## Aim:
Reproduce every line of the records unchanged except for one swap: each occurrence of "localhost" becomes "127.0.0.1".

## Data records:
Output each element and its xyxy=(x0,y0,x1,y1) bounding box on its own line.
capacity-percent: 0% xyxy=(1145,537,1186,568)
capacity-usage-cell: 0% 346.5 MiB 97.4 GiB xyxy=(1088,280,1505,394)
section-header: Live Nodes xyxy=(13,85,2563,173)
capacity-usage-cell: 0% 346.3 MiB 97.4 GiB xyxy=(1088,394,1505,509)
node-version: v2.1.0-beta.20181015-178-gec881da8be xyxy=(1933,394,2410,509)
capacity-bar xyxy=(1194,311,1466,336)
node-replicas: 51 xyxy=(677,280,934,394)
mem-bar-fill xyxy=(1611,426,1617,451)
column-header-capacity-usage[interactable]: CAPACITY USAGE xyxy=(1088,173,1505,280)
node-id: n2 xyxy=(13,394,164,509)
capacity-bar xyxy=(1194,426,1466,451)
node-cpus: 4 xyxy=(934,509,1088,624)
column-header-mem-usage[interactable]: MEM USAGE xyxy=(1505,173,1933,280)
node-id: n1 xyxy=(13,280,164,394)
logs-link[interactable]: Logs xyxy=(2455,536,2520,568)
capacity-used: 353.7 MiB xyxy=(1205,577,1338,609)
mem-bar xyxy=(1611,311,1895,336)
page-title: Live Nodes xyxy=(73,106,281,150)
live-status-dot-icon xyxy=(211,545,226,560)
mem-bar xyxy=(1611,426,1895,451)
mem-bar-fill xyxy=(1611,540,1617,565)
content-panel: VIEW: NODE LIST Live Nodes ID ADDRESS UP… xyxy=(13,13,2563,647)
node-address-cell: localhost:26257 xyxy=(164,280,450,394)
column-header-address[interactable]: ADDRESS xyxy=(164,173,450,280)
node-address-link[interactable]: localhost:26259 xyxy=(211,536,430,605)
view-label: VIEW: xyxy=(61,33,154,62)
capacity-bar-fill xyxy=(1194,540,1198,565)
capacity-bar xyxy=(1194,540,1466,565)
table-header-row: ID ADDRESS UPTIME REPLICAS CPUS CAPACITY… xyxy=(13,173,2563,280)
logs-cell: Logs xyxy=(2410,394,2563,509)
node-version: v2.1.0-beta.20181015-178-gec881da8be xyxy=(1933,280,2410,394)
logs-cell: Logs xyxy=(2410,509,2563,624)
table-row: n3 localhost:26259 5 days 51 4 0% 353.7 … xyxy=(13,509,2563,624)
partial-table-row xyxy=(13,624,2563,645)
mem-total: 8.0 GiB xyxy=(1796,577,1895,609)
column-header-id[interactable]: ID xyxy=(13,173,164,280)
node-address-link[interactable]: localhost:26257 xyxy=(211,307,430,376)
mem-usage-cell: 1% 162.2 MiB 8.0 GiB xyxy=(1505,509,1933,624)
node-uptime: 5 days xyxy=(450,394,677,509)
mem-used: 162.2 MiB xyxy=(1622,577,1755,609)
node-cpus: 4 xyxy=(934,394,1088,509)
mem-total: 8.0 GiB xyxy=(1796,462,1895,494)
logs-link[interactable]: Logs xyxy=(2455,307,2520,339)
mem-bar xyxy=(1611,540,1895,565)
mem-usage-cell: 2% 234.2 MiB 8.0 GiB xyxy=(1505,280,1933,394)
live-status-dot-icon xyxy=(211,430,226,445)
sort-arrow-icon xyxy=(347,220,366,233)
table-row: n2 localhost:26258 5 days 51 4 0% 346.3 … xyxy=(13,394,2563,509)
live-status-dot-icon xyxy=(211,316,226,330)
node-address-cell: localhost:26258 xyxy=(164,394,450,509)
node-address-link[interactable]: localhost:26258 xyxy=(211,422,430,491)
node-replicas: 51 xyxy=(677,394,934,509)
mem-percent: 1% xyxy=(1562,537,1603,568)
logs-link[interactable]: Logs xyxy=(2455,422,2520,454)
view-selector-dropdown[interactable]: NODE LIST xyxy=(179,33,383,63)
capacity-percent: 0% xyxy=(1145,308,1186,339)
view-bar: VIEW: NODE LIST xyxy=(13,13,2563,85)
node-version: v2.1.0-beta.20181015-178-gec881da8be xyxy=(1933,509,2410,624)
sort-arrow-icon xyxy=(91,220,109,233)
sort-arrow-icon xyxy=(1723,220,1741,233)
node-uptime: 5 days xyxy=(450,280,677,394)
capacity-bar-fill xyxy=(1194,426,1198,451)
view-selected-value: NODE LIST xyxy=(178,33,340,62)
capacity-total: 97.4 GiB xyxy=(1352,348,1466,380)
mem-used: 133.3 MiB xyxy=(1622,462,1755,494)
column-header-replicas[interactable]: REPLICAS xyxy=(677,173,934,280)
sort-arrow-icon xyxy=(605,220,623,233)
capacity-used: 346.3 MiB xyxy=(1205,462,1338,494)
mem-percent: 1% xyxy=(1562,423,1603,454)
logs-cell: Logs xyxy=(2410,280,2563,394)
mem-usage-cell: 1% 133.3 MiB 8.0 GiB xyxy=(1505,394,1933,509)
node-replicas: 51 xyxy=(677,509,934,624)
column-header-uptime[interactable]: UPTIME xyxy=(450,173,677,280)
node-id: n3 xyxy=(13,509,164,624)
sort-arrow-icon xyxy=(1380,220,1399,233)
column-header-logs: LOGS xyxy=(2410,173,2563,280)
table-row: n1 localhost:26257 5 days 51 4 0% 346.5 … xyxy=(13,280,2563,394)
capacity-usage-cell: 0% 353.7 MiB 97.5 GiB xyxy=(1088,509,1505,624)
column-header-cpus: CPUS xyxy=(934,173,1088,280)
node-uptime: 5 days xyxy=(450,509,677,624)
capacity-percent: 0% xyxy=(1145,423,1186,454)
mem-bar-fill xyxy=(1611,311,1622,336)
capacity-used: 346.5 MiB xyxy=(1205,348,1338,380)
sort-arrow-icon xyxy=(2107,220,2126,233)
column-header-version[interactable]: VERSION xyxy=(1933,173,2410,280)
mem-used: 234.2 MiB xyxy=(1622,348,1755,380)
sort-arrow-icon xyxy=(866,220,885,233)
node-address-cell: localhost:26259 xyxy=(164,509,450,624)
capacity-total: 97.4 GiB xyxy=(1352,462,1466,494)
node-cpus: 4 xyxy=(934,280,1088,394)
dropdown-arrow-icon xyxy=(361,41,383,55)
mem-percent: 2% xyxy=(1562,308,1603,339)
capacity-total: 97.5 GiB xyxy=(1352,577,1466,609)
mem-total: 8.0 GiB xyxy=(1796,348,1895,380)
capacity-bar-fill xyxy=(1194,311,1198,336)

## Result below:
Output each element and its xyxy=(x0,y0,x1,y1) bounding box on its own line.
capacity-percent: 0% xyxy=(1145,537,1186,568)
capacity-usage-cell: 0% 346.5 MiB 97.4 GiB xyxy=(1088,280,1505,394)
section-header: Live Nodes xyxy=(13,85,2563,173)
capacity-usage-cell: 0% 346.3 MiB 97.4 GiB xyxy=(1088,394,1505,509)
node-version: v2.1.0-beta.20181015-178-gec881da8be xyxy=(1933,394,2410,509)
capacity-bar xyxy=(1194,311,1466,336)
node-replicas: 51 xyxy=(677,280,934,394)
mem-bar-fill xyxy=(1611,426,1617,451)
column-header-capacity-usage[interactable]: CAPACITY USAGE xyxy=(1088,173,1505,280)
node-id: n2 xyxy=(13,394,164,509)
capacity-bar xyxy=(1194,426,1466,451)
node-cpus: 4 xyxy=(934,509,1088,624)
column-header-mem-usage[interactable]: MEM USAGE xyxy=(1505,173,1933,280)
node-id: n1 xyxy=(13,280,164,394)
logs-link[interactable]: Logs xyxy=(2455,536,2520,568)
capacity-used: 353.7 MiB xyxy=(1205,577,1338,609)
mem-bar xyxy=(1611,311,1895,336)
page-title: Live Nodes xyxy=(73,106,281,150)
live-status-dot-icon xyxy=(211,545,226,560)
mem-bar xyxy=(1611,426,1895,451)
mem-bar-fill xyxy=(1611,540,1617,565)
content-panel: VIEW: NODE LIST Live Nodes ID ADDRESS UP… xyxy=(13,13,2563,647)
node-address-cell: 127.0.0.1:26257 xyxy=(164,280,450,394)
column-header-address[interactable]: ADDRESS xyxy=(164,173,450,280)
node-address-link[interactable]: 127.0.0.1:26259 xyxy=(211,536,430,605)
view-label: VIEW: xyxy=(61,33,154,62)
capacity-bar-fill xyxy=(1194,540,1198,565)
capacity-bar xyxy=(1194,540,1466,565)
table-header-row: ID ADDRESS UPTIME REPLICAS CPUS CAPACITY… xyxy=(13,173,2563,280)
logs-cell: Logs xyxy=(2410,394,2563,509)
node-version: v2.1.0-beta.20181015-178-gec881da8be xyxy=(1933,280,2410,394)
logs-cell: Logs xyxy=(2410,509,2563,624)
table-row: n3 127.0.0.1:26259 5 days 51 4 0% 353.7 … xyxy=(13,509,2563,624)
partial-table-row xyxy=(13,624,2563,645)
mem-total: 8.0 GiB xyxy=(1796,577,1895,609)
column-header-id[interactable]: ID xyxy=(13,173,164,280)
node-address-link[interactable]: 127.0.0.1:26257 xyxy=(211,307,430,376)
mem-usage-cell: 1% 162.2 MiB 8.0 GiB xyxy=(1505,509,1933,624)
node-uptime: 5 days xyxy=(450,394,677,509)
mem-used: 162.2 MiB xyxy=(1622,577,1755,609)
node-cpus: 4 xyxy=(934,394,1088,509)
mem-total: 8.0 GiB xyxy=(1796,462,1895,494)
logs-link[interactable]: Logs xyxy=(2455,307,2520,339)
mem-bar xyxy=(1611,540,1895,565)
mem-usage-cell: 2% 234.2 MiB 8.0 GiB xyxy=(1505,280,1933,394)
live-status-dot-icon xyxy=(211,430,226,445)
sort-arrow-icon xyxy=(347,220,366,233)
table-row: n2 127.0.0.1:26258 5 days 51 4 0% 346.3 … xyxy=(13,394,2563,509)
live-status-dot-icon xyxy=(211,316,226,330)
node-address-cell: 127.0.0.1:26258 xyxy=(164,394,450,509)
node-address-link[interactable]: 127.0.0.1:26258 xyxy=(211,422,430,491)
node-replicas: 51 xyxy=(677,394,934,509)
mem-percent: 1% xyxy=(1562,537,1603,568)
logs-link[interactable]: Logs xyxy=(2455,422,2520,454)
view-selector-dropdown[interactable]: NODE LIST xyxy=(179,33,383,63)
capacity-percent: 0% xyxy=(1145,308,1186,339)
view-bar: VIEW: NODE LIST xyxy=(13,13,2563,85)
node-version: v2.1.0-beta.20181015-178-gec881da8be xyxy=(1933,509,2410,624)
sort-arrow-icon xyxy=(91,220,109,233)
sort-arrow-icon xyxy=(1723,220,1741,233)
node-uptime: 5 days xyxy=(450,280,677,394)
capacity-bar-fill xyxy=(1194,426,1198,451)
view-selected-value: NODE LIST xyxy=(178,33,340,62)
capacity-total: 97.4 GiB xyxy=(1352,348,1466,380)
mem-used: 133.3 MiB xyxy=(1622,462,1755,494)
column-header-replicas[interactable]: REPLICAS xyxy=(677,173,934,280)
sort-arrow-icon xyxy=(605,220,623,233)
capacity-used: 346.3 MiB xyxy=(1205,462,1338,494)
mem-percent: 1% xyxy=(1562,423,1603,454)
logs-cell: Logs xyxy=(2410,280,2563,394)
mem-usage-cell: 1% 133.3 MiB 8.0 GiB xyxy=(1505,394,1933,509)
node-replicas: 51 xyxy=(677,509,934,624)
column-header-uptime[interactable]: UPTIME xyxy=(450,173,677,280)
node-id: n3 xyxy=(13,509,164,624)
sort-arrow-icon xyxy=(1380,220,1399,233)
column-header-logs: LOGS xyxy=(2410,173,2563,280)
table-row: n1 127.0.0.1:26257 5 days 51 4 0% 346.5 … xyxy=(13,280,2563,394)
capacity-usage-cell: 0% 353.7 MiB 97.5 GiB xyxy=(1088,509,1505,624)
column-header-cpus: CPUS xyxy=(934,173,1088,280)
node-uptime: 5 days xyxy=(450,509,677,624)
capacity-percent: 0% xyxy=(1145,423,1186,454)
mem-bar-fill xyxy=(1611,311,1622,336)
capacity-used: 346.5 MiB xyxy=(1205,348,1338,380)
sort-arrow-icon xyxy=(2107,220,2126,233)
column-header-version[interactable]: VERSION xyxy=(1933,173,2410,280)
mem-used: 234.2 MiB xyxy=(1622,348,1755,380)
sort-arrow-icon xyxy=(866,220,885,233)
node-address-cell: 127.0.0.1:26259 xyxy=(164,509,450,624)
capacity-total: 97.4 GiB xyxy=(1352,462,1466,494)
node-cpus: 4 xyxy=(934,280,1088,394)
dropdown-arrow-icon xyxy=(361,41,383,55)
mem-percent: 2% xyxy=(1562,308,1603,339)
capacity-total: 97.5 GiB xyxy=(1352,577,1466,609)
mem-total: 8.0 GiB xyxy=(1796,348,1895,380)
capacity-bar-fill xyxy=(1194,311,1198,336)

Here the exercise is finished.